— start of Records supplied —
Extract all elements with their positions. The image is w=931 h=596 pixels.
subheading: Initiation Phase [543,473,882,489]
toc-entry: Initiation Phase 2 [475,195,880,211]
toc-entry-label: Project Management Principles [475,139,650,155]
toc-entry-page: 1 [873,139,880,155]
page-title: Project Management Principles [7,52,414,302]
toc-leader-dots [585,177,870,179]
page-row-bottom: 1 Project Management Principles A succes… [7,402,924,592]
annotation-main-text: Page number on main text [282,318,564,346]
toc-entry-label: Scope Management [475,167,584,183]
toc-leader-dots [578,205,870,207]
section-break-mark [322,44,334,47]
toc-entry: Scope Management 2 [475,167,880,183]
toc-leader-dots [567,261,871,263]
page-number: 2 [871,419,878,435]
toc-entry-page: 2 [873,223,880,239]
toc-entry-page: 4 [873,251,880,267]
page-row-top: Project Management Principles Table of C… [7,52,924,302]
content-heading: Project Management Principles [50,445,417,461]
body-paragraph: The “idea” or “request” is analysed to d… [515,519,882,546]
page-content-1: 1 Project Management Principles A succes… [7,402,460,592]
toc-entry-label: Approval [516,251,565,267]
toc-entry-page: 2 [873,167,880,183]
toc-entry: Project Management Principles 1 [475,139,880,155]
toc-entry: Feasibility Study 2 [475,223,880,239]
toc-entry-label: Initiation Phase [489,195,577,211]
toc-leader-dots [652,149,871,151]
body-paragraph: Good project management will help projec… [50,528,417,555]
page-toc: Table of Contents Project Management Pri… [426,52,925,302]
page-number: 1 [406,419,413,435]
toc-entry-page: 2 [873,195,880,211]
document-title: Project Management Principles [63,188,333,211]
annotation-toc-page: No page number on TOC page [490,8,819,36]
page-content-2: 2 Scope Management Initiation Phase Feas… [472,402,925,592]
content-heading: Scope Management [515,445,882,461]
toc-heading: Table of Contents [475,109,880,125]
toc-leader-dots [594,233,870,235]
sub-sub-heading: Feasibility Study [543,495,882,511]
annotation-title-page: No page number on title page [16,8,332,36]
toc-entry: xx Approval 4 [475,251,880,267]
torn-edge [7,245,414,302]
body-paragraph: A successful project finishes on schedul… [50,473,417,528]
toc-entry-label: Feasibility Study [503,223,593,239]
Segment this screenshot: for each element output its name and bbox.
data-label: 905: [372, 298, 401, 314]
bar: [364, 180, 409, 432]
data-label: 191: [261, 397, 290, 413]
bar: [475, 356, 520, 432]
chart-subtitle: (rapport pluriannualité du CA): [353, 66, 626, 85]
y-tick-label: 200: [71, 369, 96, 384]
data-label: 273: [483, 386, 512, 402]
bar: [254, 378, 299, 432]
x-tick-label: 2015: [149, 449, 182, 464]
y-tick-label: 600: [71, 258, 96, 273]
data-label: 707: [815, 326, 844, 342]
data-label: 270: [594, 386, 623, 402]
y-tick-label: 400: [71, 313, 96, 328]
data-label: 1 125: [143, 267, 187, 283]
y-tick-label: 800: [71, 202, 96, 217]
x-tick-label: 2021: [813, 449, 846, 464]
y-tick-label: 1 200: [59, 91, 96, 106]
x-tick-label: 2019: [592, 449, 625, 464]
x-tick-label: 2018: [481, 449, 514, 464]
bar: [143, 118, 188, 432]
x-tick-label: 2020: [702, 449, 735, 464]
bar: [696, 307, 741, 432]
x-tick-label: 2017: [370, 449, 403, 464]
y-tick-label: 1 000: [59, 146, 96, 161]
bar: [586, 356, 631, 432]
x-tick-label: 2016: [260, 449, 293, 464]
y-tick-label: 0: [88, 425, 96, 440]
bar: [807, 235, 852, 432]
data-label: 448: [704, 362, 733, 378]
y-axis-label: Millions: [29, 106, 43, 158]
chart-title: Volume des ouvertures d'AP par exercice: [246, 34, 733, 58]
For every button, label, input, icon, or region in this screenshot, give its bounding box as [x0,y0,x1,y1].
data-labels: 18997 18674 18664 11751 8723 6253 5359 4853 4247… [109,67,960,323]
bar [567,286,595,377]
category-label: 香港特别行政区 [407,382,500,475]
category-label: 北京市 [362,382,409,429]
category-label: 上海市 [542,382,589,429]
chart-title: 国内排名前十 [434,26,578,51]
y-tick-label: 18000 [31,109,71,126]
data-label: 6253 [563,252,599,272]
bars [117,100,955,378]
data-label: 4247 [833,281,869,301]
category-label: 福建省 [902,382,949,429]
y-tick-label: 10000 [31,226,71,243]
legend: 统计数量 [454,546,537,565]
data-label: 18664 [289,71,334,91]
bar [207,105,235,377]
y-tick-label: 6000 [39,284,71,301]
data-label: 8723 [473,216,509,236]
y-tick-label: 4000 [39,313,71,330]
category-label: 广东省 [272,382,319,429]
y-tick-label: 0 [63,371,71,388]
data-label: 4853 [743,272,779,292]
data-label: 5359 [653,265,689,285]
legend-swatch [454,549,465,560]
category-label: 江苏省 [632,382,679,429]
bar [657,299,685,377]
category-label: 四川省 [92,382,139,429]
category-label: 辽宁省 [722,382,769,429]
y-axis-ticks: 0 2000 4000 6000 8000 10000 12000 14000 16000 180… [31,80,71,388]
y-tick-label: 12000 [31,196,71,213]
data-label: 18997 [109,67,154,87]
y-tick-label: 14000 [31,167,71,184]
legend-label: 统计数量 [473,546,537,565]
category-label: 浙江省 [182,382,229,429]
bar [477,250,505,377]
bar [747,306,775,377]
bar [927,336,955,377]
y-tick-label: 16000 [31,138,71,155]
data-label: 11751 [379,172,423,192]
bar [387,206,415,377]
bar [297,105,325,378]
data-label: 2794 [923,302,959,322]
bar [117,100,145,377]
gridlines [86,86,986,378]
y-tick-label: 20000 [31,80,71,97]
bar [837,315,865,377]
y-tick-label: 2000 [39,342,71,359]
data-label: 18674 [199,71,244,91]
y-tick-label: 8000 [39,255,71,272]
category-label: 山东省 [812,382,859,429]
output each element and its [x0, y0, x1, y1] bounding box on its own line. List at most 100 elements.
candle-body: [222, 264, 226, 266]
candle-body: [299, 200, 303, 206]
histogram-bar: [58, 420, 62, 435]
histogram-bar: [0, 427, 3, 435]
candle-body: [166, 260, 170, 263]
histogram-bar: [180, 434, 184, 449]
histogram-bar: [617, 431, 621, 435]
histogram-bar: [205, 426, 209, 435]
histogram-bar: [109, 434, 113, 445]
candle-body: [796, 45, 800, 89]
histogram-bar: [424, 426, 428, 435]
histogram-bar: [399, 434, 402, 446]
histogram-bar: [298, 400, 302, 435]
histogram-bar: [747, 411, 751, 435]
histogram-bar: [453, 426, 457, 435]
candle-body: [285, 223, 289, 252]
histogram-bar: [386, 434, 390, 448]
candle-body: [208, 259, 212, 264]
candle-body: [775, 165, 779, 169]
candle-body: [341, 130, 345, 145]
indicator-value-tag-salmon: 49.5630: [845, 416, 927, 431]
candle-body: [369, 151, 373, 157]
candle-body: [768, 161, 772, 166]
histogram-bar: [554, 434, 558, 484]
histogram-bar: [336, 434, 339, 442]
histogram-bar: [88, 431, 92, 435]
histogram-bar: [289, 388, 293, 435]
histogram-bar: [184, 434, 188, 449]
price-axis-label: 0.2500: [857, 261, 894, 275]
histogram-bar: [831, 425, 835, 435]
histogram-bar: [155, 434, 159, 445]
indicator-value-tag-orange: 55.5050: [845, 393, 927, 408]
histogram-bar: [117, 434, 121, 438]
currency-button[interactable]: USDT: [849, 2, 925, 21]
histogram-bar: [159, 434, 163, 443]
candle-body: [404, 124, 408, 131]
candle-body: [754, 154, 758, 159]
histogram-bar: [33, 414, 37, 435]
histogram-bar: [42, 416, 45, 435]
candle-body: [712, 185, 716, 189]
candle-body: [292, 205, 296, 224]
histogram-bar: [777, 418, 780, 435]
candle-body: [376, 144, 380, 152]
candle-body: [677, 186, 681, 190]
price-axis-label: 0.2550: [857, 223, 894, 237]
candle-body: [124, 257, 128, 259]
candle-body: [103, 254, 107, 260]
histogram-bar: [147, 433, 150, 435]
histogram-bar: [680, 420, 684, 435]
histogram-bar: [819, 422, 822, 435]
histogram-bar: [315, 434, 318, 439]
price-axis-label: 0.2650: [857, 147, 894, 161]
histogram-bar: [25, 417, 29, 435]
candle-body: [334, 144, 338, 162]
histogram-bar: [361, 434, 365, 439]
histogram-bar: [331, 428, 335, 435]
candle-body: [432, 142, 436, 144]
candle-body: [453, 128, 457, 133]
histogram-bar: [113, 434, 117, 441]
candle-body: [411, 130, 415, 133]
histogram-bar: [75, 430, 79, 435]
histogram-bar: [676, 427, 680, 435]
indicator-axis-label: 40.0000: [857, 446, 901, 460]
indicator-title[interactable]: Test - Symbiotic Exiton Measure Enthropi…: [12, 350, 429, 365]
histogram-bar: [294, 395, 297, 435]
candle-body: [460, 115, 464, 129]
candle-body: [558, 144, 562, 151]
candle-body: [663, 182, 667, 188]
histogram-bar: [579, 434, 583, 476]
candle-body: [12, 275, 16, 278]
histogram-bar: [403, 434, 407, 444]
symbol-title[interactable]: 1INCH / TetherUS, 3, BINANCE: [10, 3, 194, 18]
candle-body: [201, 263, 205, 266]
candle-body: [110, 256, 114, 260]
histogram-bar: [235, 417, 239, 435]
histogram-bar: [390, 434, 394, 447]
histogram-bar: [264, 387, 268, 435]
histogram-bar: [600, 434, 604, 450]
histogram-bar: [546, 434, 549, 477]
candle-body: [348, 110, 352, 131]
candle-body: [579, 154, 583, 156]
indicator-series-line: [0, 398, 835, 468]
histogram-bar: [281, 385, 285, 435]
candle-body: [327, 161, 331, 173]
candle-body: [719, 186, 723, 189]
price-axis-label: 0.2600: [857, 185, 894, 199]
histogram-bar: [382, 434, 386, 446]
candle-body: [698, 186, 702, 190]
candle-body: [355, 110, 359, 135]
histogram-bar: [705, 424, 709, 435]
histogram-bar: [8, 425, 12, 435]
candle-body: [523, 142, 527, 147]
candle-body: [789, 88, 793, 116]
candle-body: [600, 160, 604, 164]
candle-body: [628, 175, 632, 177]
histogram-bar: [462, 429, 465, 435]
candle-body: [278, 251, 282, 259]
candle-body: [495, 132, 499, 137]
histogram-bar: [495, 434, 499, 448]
— end of Records supplied —
• _What you have to do_:
Reproduce the material word for word, starting at its first line and ending at the line that contains "toc-entry-page: 4 [873,251,880,267]", with both of those lines included.

• _Correct response_:
Extract all elements with their positions. The image is w=931 h=596 pixels.
subheading: Initiation Phase [543,473,882,489]
toc-entry: Initiation Phase 2 [475,195,880,211]
toc-entry-label: Project Management Principles [475,139,650,155]
toc-entry-page: 1 [873,139,880,155]
page-title: Project Management Principles [7,52,414,302]
toc-leader-dots [585,177,870,179]
page-row-bottom: 1 Project Management Principles A succes… [7,402,924,592]
annotation-main-text: Page number on main text [282,318,564,346]
toc-entry-label: Scope Management [475,167,584,183]
toc-leader-dots [578,205,870,207]
section-break-mark [322,44,334,47]
toc-entry: Scope Management 2 [475,167,880,183]
toc-leader-dots [567,261,871,263]
page-number: 2 [871,419,878,435]
toc-entry-page: 2 [873,223,880,239]
toc-entry-page: 4 [873,251,880,267]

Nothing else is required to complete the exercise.